» Problem statement
Recast every line of the items below as a Markdown table with the columns "Row" and "Line," numbering each row and skipping blank lines. Leave the pictures out of the table.

» Material for this exercise
----------
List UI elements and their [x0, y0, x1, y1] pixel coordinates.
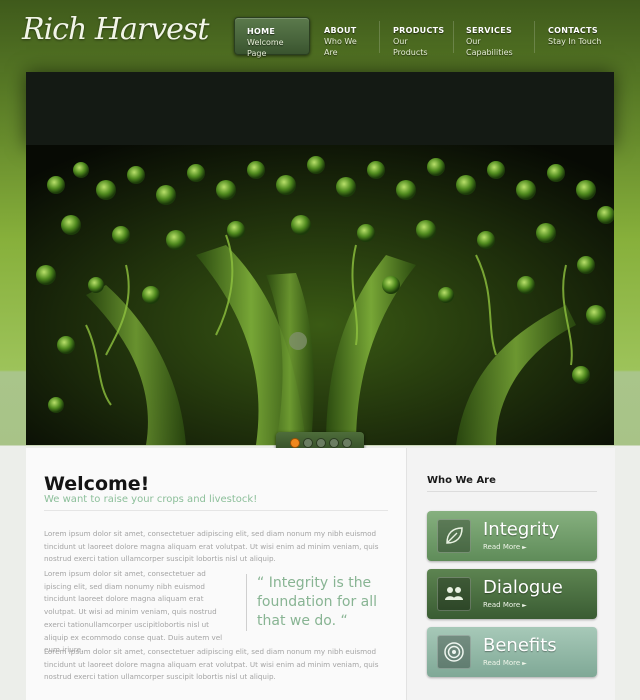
pull-quote: “ Integrity is the foundation for all th… [246, 574, 397, 631]
body-paragraph: Lorem ipsum dolor sit amet, consectetuer… [44, 569, 223, 655]
card-title: Dialogue [483, 577, 563, 598]
slider-frame [26, 72, 614, 147]
read-more-label: Read More [483, 659, 521, 667]
welcome-title: Welcome! [44, 473, 150, 495]
slider-dot[interactable] [290, 438, 300, 448]
slider-dot[interactable] [303, 438, 313, 448]
logo[interactable]: Rich Harvest [22, 12, 209, 47]
card-integrity[interactable]: Integrity Read More ► [427, 511, 597, 561]
arrow-right-icon: ► [522, 660, 527, 667]
arrow-right-icon: ► [522, 602, 527, 609]
nav-item-contacts[interactable]: CONTACTS Stay In Touch [536, 17, 612, 55]
people-icon [437, 577, 471, 611]
welcome-subtitle: We want to raise your crops and livestoc… [44, 494, 258, 505]
nav-item-title: CONTACTS [548, 26, 598, 35]
nav-divider [534, 21, 535, 53]
read-more-link[interactable]: Read More ► [483, 543, 527, 551]
content-area: Welcome! We want to raise your crops and… [26, 448, 615, 700]
nav-item-subtitle: Our Capabilities [466, 37, 513, 57]
body-paragraph: Lorem ipsum dolor sit amet, consectetuer… [44, 647, 379, 682]
nav-item-title: ABOUT [324, 26, 357, 35]
welcome-section: Welcome! We want to raise your crops and… [26, 448, 406, 700]
slider-dot[interactable] [342, 438, 352, 448]
nav-item-home[interactable]: HOME Welcome Page [234, 17, 310, 58]
nav-item-title: HOME [247, 27, 276, 36]
card-title: Benefits [483, 635, 557, 656]
nav-item-subtitle: Who We Are [324, 37, 357, 57]
leaf-icon [437, 519, 471, 553]
sidebar: Who We Are Integrity Read More ► Dialogu… [406, 448, 615, 700]
nav-item-title: PRODUCTS [393, 26, 445, 35]
nav-item-subtitle: Our Products [393, 37, 428, 57]
slider-dot[interactable] [329, 438, 339, 448]
nav-item-products[interactable]: PRODUCTS Our Products [381, 17, 453, 57]
read-more-label: Read More [483, 601, 521, 609]
slider-dot[interactable] [316, 438, 326, 448]
card-title: Integrity [483, 519, 560, 540]
target-icon [437, 635, 471, 669]
read-more-link[interactable]: Read More ► [483, 601, 527, 609]
divider [44, 510, 388, 511]
nav-item-subtitle: Welcome Page [247, 38, 284, 58]
hero-slide-image [26, 145, 614, 445]
broccoli-image [26, 145, 614, 445]
card-benefits[interactable]: Benefits Read More ► [427, 627, 597, 677]
card-dialogue[interactable]: Dialogue Read More ► [427, 569, 597, 619]
divider [427, 491, 597, 492]
nav-item-subtitle: Stay In Touch [548, 37, 602, 46]
nav-item-services[interactable]: SERVICES Our Capabilities [454, 17, 534, 57]
nav-item-title: SERVICES [466, 26, 513, 35]
nav-item-about[interactable]: ABOUT Who We Are [312, 17, 378, 57]
arrow-right-icon: ► [522, 544, 527, 551]
sidebar-title: Who We Are [427, 475, 496, 486]
read-more-label: Read More [483, 543, 521, 551]
read-more-link[interactable]: Read More ► [483, 659, 527, 667]
body-paragraph: Lorem ipsum dolor sit amet, consectetuer… [44, 529, 379, 564]
nav-divider [379, 21, 380, 53]
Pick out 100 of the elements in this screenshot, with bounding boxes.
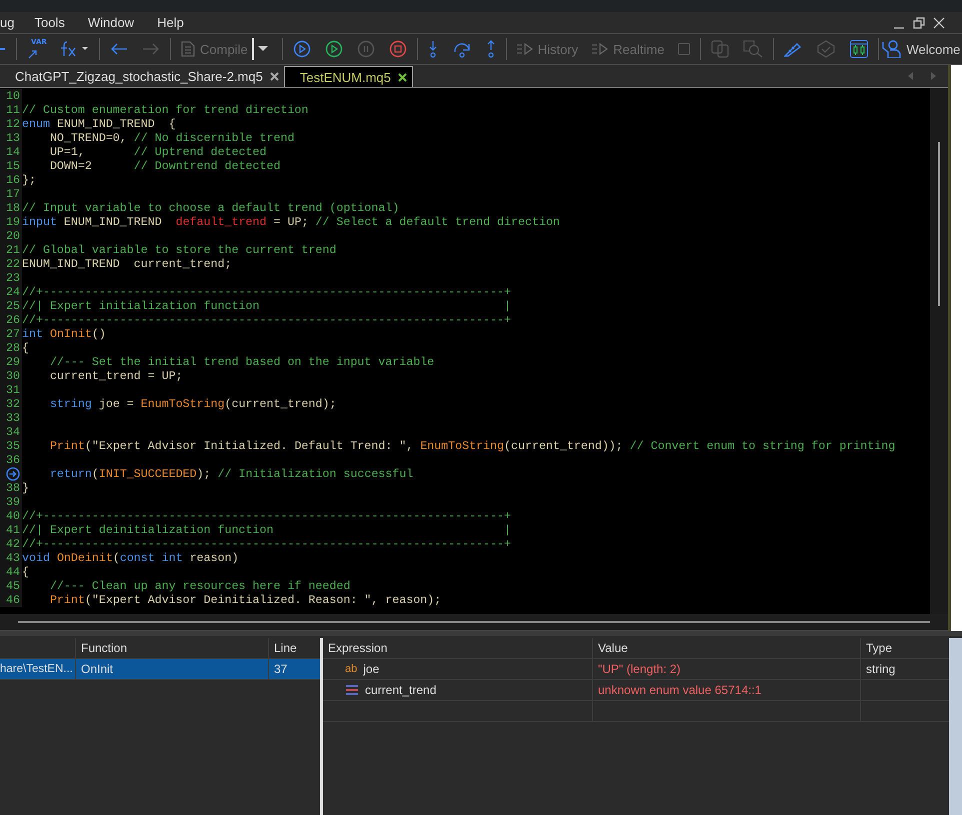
----------
» Solution
| Row | Line |
|---|---|
| 1 | List UI elements and their [x0, y0, x1, y1] pixel coordinates. |
| 2 | pull-quote: “ Integrity is the foundation for all th… [246, 574, 397, 631] |
| 3 | body-paragraph: Lorem ipsum dolor sit amet, consectetuer… [44, 569, 223, 655] |
| 4 | card-title: Dialogue [483, 577, 563, 598] |
| 5 | slider-frame [26, 72, 614, 147] |
| 6 | read-more-label: Read More [483, 659, 521, 667] |
| 7 | welcome-title: Welcome! [44, 473, 150, 495] |
| 8 | slider-dot[interactable] [290, 438, 300, 448] |
| 9 | slider-dot[interactable] [303, 438, 313, 448] |
| 10 | logo[interactable]: Rich Harvest [22, 12, 209, 47] |
| 11 | card-integrity[interactable]: Integrity Read More ► [427, 511, 597, 561] |
| 12 | arrow-right-icon: ► [522, 660, 527, 667] |
| 13 | arrow-right-icon: ► [522, 602, 527, 609] |
| 14 | nav-item-contacts[interactable]: CONTACTS Stay In Touch [536, 17, 612, 55] |
| 15 | people-icon [437, 577, 471, 611] |
| 16 | welcome-subtitle: We want to raise your crops and livestoc… [44, 494, 258, 505] |
| 17 | nav-item-title: CONTACTS [548, 26, 598, 35] |
| 18 | nav-divider [534, 21, 535, 53] |
| 19 | read-more-link[interactable]: Read More ► [483, 543, 527, 551] |
| 20 | content-area: Welcome! We want to raise your crops and… [26, 448, 615, 700] |
| 21 | nav-item-subtitle: Our Capabilities [466, 37, 513, 57] |
| 22 | body-paragraph: Lorem ipsum dolor sit amet, consectetuer… [44, 647, 379, 682] |
| 23 | nav-item-title: ABOUT [324, 26, 357, 35] |
| 24 | welcome-section: Welcome! We want to raise your crops and… [26, 448, 406, 700] |
| 25 | slider-dot[interactable] [342, 438, 352, 448] |
| 26 | nav-item-home[interactable]: HOME Welcome Page [234, 17, 310, 58] |
| 27 | nav-item-title: HOME [247, 27, 276, 36] |
| 28 | card-title: Benefits [483, 635, 557, 656] |
| 29 | nav-item-subtitle: Who We Are [324, 37, 357, 57] |
| 30 | leaf-icon [437, 519, 471, 553] |
| 31 | sidebar: Who We Are Integrity Read More ► Dialogu… [406, 448, 615, 700] |
| 32 | nav-item-title: PRODUCTS [393, 26, 445, 35] |
| 33 | nav-item-subtitle: Our Products [393, 37, 428, 57] |
| 34 | slider-dot[interactable] [329, 438, 339, 448] |
| 35 | nav-item-products[interactable]: PRODUCTS Our Products [381, 17, 453, 57] |
| 36 | read-more-label: Read More [483, 601, 521, 609] |
| 37 | slider-dot[interactable] [316, 438, 326, 448] |
| 38 | card-title: Integrity [483, 519, 560, 540] |
| 39 | target-icon [437, 635, 471, 669] |
| 40 | read-more-link[interactable]: Read More ► [483, 601, 527, 609] |
| 41 | divider [44, 510, 388, 511] |
| 42 | nav-item-subtitle: Welcome Page [247, 38, 284, 58] |
| 43 | hero-slide-image [26, 145, 614, 445] |
| 44 | broccoli-image [26, 145, 614, 445] |
| 45 | card-benefits[interactable]: Benefits Read More ► [427, 627, 597, 677] |
| 46 | card-dialogue[interactable]: Dialogue Read More ► [427, 569, 597, 619] |
| 47 | divider [427, 491, 597, 492] |
| 48 | nav-item-subtitle: Stay In Touch [548, 37, 602, 46] |
| 49 | nav-item-services[interactable]: SERVICES Our Capabilities [454, 17, 534, 57] |
| 50 | nav-item-title: SERVICES [466, 26, 513, 35] |
| 51 | nav-item-about[interactable]: ABOUT Who We Are [312, 17, 378, 57] |
| 52 | arrow-right-icon: ► [522, 544, 527, 551] |
| 53 | sidebar-title: Who We Are [427, 475, 496, 486] |
| 54 | read-more-label: Read More [483, 543, 521, 551] |
| 55 | read-more-link[interactable]: Read More ► [483, 659, 527, 667] |
| 56 | body-paragraph: Lorem ipsum dolor sit amet, consectetuer… [44, 529, 379, 564] |
| 57 | nav-divider [379, 21, 380, 53] |
| 58 | Pick out 100 of the elements in this screenshot, with bounding boxes. |